Return every line of the material exactly.
>>>
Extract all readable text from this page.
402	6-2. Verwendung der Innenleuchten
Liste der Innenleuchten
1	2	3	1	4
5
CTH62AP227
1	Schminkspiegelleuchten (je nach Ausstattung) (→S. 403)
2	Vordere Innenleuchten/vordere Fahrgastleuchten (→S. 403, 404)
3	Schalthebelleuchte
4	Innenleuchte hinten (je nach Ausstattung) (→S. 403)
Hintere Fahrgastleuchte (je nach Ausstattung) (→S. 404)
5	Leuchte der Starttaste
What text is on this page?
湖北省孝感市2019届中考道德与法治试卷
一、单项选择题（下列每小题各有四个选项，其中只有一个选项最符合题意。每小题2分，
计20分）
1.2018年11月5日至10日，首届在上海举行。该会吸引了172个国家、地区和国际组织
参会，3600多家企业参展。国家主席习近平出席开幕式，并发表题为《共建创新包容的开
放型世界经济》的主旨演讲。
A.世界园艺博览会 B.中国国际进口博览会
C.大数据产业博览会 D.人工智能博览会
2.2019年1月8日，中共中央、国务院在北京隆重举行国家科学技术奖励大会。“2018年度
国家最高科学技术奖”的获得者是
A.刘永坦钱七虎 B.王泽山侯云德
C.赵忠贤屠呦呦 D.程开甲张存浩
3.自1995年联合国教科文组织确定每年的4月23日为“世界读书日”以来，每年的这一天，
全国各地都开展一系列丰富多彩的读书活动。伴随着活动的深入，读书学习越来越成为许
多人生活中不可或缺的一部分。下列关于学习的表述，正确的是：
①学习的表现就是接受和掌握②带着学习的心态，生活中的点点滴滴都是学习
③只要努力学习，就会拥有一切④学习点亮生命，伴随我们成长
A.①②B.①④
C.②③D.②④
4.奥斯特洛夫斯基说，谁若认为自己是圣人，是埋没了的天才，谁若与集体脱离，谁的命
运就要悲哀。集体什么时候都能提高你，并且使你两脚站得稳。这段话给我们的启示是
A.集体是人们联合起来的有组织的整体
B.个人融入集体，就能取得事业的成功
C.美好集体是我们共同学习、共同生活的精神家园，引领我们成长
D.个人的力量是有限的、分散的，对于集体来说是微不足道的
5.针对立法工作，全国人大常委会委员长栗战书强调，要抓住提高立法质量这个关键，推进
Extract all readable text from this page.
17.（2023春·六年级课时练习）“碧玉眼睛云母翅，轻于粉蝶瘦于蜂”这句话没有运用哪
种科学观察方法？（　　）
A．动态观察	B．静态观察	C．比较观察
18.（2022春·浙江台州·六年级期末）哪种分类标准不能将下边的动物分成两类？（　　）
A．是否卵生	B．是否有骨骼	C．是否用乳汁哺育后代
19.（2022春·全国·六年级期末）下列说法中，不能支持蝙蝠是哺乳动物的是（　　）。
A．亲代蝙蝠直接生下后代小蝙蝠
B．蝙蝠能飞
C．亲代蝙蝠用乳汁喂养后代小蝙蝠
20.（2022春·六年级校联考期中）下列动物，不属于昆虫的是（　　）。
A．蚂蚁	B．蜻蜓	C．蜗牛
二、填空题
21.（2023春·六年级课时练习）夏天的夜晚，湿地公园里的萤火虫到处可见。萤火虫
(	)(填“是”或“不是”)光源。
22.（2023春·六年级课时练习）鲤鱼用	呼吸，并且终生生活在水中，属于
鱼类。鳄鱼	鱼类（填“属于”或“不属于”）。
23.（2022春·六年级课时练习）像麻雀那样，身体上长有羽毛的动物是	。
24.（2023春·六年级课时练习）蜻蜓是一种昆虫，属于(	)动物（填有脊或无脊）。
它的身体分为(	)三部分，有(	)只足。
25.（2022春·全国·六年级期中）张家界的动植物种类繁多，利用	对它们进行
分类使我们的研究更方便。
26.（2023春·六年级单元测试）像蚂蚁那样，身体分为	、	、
<<<
▸ Exercise solution:
Extract all readable text from this page.
402	6-2. Verwendung der Innenleuchten
Liste der Innenleuchten
1	2	3	1	4
5
CTH62AP227
1	Schminkspiegelleuchten (je nach Ausstattung) (→S. 403)
2	Vordere Innenleuchten/vordere Fahrgastleuchten (→S. 403, 404)
3	Schalthebelleuchte
4	Innenleuchte hinten (je nach Ausstattung) (→S. 403)
Hintere Fahrgastleuchte (je nach Ausstattung) (→S. 404)
5	Leuchte der Starttaste
What text is on this page?
湖北省孝感市2019届中考道德与法治试卷
一、单项选择题（下列每小题各有四个选项，其中只有一个选项最符合题意。每小题2分，
计20分）
1.2018年11月5日至10日，首届在上海举行。该会吸引了172个国家、地区和国际组织
参会，3600多家企业参展。国家主席习近平出席开幕式，并发表题为《共建创新包容的开
放型世界经济》的主旨演讲。
A.世界园艺博览会 B.中国国际进口博览会
C.大数据产业博览会 D.人工智能博览会
2.2019年1月8日，中共中央、国务院在北京隆重举行国家科学技术奖励大会。“2018年度
国家最高科学技术奖”的获得者是
A.刘永坦钱七虎 B.王泽山侯云德
C.赵忠贤屠呦呦 D.程开甲张存浩
3.自1995年联合国教科文组织确定每年的4月23日为“世界读书日”以来，每年的这一天，
全国各地都开展一系列丰富多彩的读书活动。伴随着活动的深入，读书学习越来越成为许
多人生活中不可或缺的一部分。下列关于学习的表述，正确的是：
①学习的表现就是接受和掌握②带着学习的心态，生活中的点点滴滴都是学习
③只要努力学习，就会拥有一切④学习点亮生命，伴随我们成长
A.①②B.①④
C.②③D.②④
4.奥斯特洛夫斯基说，谁若认为自己是圣人，是埋没了的天才，谁若与集体脱离，谁的命
运就要悲哀。集体什么时候都能提高你，并且使你两脚站得稳。这段话给我们的启示是
A.集体是人们联合起来的有组织的整体
B.个人融入集体，就能取得事业的成功
C.美好集体是我们共同学习、共同生活的精神家园，引领我们成长
D.个人的力量是有限的、分散的，对于集体来说是微不足道的
5.针对立法工作，全国人大常委会委员长栗战书强调，要抓住提高立法质量这个关键，推进
Extract all readable text from this page.
17.（2023春·六年级课时练习）“碧玉眼睛云母翅，轻于粉蝶瘦于蜂”这句话没有运用哪
种科学观察方法？（　　）
A．动态观察	B．静态观察	C．比较观察
18.（2022春·浙江台州·六年级期末）哪种分类标准不能将下边的动物分成两类？（　　）
A．是否卵生	B．是否有骨骼	C．是否用乳汁哺育后代
19.（2022春·全国·六年级期末）下列说法中，不能支持蝙蝠是哺乳动物的是（　　）。
A．亲代蝙蝠直接生下后代小蝙蝠
B．蝙蝠能飞
C．亲代蝙蝠用乳汁喂养后代小蝙蝠
20.（2022春·六年级校联考期中）下列动物，不属于昆虫的是（　　）。
A．蚂蚁	B．蜻蜓	C．蜗牛
二、填空题
21.（2023春·六年级课时练习）夏天的夜晚，湿地公园里的萤火虫到处可见。萤火虫
(	)(填“是”或“不是”)光源。
22.（2023春·六年级课时练习）鲤鱼用	呼吸，并且终生生活在水中，属于
鱼类。鳄鱼	鱼类（填“属于”或“不属于”）。
23.（2022春·六年级课时练习）像麻雀那样，身体上长有羽毛的动物是	。
24.（2023春·六年级课时练习）蜻蜓是一种昆虫，属于(	)动物（填有脊或无脊）。
它的身体分为(	)三部分，有(	)只足。
25.（2022春·全国·六年级期中）张家界的动植物种类繁多，利用	对它们进行
分类使我们的研究更方便。
26.（2023春·六年级单元测试）像蚂蚁那样，身体分为	、	、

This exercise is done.